_INSTRUCTIONS_:
1. From the passage on iniuria, can you extract the part that opens with the words containing "Justinian, following Paul, gives" and closes with "by ὕβρις (hubris).", copying it word for word?
2. Could you extend the text on iniuria in Roman law, picking up right after its last sentence?

_PASSAGE_:
= Iniuria =

Delict in Roman law

Iniuria ("outrage", "contumely") was a delict in Roman law for the outrage, or affront, caused by contumelious action (whether in the form of words or deeds) taken against another person.

==Form==

Justinian, following Paul, gives many senses in which the word inuria is used, with the Greek equivalent in each case. It might mean unlawful action, as in damnum iniuria datum; it might mean any unlawful interference with right; it might mean an unjust judgment, but, as a special delict, it meant contumelia, insult or outrage, represented in Greek by ὕβρις (hubris).

The Twelve Tables contained provisions against a certain number of forms of insult, probably only assaults, usually subjecting them to a fixed money penalty. This crude system, limited in scope and inflicting penalties which with changes in the value of money had become derisory in the later Republic, was then superseded in practice by a series of praetorian edicts. The first, which came to be known later as "generate edictum" and probably was designed to deal only with the acts contemplated by the XII Tables, provided in terms which, as we know them, cover any form of iniuria, that an actio in factum would lie, in which the plaintiff must specify the nature of the iniuria complained of and the damages he claimed, the case to be tried by recuperatores who would fix the amount of the condemnatio. The next dealt with convicium, public insult, and there followed other edicts extending the scope of the action. These edicts expressed a profound change in the conception of the wrong, an evolution assisted by the very general form of the edictum generate, which lent itself to juristic interpretation, so that, in the law as we know it, the wrong consisted in outrage or insult or wanton interference with rights, any act. in short, which shewed contempt of the personality of the victim or was of a nature to lower him in the estimation of others, and was so intended. All that was needed was that the act be insulting in kind and intention, and unjustified. Not only the actual insulter was liable but any accomplice, even one who did no more than encourage the offender.

_LISTED RECORDS_:
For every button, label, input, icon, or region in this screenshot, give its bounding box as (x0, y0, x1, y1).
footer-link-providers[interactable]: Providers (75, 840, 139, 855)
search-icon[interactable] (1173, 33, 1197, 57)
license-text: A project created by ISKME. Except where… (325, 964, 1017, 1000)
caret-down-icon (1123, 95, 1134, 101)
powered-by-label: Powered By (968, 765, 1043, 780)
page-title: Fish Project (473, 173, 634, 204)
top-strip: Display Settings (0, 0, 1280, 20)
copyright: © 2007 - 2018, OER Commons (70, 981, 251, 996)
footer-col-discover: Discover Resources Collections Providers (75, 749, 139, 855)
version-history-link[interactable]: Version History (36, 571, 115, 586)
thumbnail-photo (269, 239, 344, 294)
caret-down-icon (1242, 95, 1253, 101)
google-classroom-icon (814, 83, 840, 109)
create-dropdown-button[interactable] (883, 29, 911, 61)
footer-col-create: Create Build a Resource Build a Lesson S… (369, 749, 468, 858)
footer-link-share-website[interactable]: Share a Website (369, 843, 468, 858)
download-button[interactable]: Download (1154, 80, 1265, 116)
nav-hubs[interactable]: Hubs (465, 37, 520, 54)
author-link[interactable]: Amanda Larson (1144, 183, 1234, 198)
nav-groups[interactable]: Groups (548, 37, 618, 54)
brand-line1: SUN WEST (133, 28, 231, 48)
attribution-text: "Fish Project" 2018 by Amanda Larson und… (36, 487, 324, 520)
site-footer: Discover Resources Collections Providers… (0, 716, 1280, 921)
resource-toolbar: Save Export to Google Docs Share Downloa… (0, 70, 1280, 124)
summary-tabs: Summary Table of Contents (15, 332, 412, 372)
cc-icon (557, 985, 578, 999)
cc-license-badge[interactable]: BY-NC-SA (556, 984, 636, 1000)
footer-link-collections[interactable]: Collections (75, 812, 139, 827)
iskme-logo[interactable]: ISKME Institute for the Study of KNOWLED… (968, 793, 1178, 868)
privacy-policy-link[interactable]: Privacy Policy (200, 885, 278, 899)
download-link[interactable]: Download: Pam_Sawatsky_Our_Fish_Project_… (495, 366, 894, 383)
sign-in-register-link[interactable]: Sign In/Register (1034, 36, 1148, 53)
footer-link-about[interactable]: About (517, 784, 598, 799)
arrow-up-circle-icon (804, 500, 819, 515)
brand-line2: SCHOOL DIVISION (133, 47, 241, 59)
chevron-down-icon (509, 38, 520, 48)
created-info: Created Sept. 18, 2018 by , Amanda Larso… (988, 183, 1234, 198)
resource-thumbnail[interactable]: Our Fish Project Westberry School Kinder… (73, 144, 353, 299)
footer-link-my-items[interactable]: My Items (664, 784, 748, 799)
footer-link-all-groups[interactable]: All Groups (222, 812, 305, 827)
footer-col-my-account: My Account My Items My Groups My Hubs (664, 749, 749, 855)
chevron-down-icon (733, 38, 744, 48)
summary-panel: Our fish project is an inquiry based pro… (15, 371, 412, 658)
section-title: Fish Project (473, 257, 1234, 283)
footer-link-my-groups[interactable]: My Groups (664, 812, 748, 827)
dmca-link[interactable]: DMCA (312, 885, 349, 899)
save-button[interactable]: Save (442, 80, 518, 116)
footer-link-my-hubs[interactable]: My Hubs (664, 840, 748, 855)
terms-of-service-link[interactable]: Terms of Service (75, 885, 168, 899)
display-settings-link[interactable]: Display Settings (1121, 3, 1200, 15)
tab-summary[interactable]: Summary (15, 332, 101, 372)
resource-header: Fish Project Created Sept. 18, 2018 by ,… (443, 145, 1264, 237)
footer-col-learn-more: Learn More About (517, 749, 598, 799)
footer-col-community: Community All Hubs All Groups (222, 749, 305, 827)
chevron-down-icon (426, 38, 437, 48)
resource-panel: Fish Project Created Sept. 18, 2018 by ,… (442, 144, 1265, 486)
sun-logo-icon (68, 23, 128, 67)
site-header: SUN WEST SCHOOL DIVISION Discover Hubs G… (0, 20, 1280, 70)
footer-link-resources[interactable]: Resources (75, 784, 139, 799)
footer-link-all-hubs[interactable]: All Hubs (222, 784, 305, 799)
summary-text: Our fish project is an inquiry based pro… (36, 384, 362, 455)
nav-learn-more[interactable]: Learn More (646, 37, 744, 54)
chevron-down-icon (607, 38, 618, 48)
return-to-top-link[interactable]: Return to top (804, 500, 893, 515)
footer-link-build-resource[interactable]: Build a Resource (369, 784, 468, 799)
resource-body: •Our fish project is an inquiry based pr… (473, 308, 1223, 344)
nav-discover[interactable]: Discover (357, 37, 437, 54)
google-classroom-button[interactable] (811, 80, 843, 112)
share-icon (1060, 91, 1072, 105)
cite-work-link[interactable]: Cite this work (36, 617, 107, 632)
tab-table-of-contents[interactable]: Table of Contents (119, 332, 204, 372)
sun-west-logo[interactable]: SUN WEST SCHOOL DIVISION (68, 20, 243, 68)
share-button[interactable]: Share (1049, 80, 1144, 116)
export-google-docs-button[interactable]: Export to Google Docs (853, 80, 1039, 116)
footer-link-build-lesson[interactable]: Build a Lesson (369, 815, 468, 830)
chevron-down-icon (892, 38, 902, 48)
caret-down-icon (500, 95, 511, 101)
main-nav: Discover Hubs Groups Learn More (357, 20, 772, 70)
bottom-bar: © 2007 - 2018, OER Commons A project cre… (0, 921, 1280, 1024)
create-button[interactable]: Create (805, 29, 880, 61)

_SOLVED TASKS_:
1.
Justinian, following Paul, gives many senses in which the word inuria is used, with the Greek equivalent in each case. It might mean unlawful action, as in damnum iniuria datum; it might mean any unlawful interference with right; it might mean an unjust judgment, but, as a special delict, it meant contumelia, insult or outrage, represented in Greek by ὕβρις (hubris).

2.
The evolution was somewhat interrupted by a lex Cornelia de iniuriis of the time of Sulla, which provided a criminal or quasi-criminal remedy for "pulsare, verberare, vi domum introire" (covering the whole field of the iniuriae dealt with in the XII Tables), and apparently some other proceedings. It is held, on one view, that this legislation excluded these wrongs from the ordinary actio aestimatoria iniuriarum, till late in the classical age, when a rescript of Septimius Severus and Caracalla restored the right to bring a civil action in such cases. But the view that the two remedies existed side by side is also held.

The action was in a special sense "vindictam spirans". It rested not on economic loss but on outraged feelings; hence some characteristic rules. Like other delictal actions it did not lie against the heres of the wrongdoer, but, contrary to the general rule, it could not be brought by the heirs of the injured person. It lay only within a year of the event, and, as it rested on outraged feelings, it did not lie unless there was evidence of anger at the outset (dissimulatione aboletur). As it had nothing to do with property the damages were measured according to the position of the parties, and the grossness of the outrage. It was no defence that the defendant did not know the plaintiff, or mistook him for someone else, except that if the defendant had supposed him to be a paterfamilias or a widow no action lay for the insult to the actual paterfamilias or widow. But in the case of allegations, the truth of the statement was a complete defence.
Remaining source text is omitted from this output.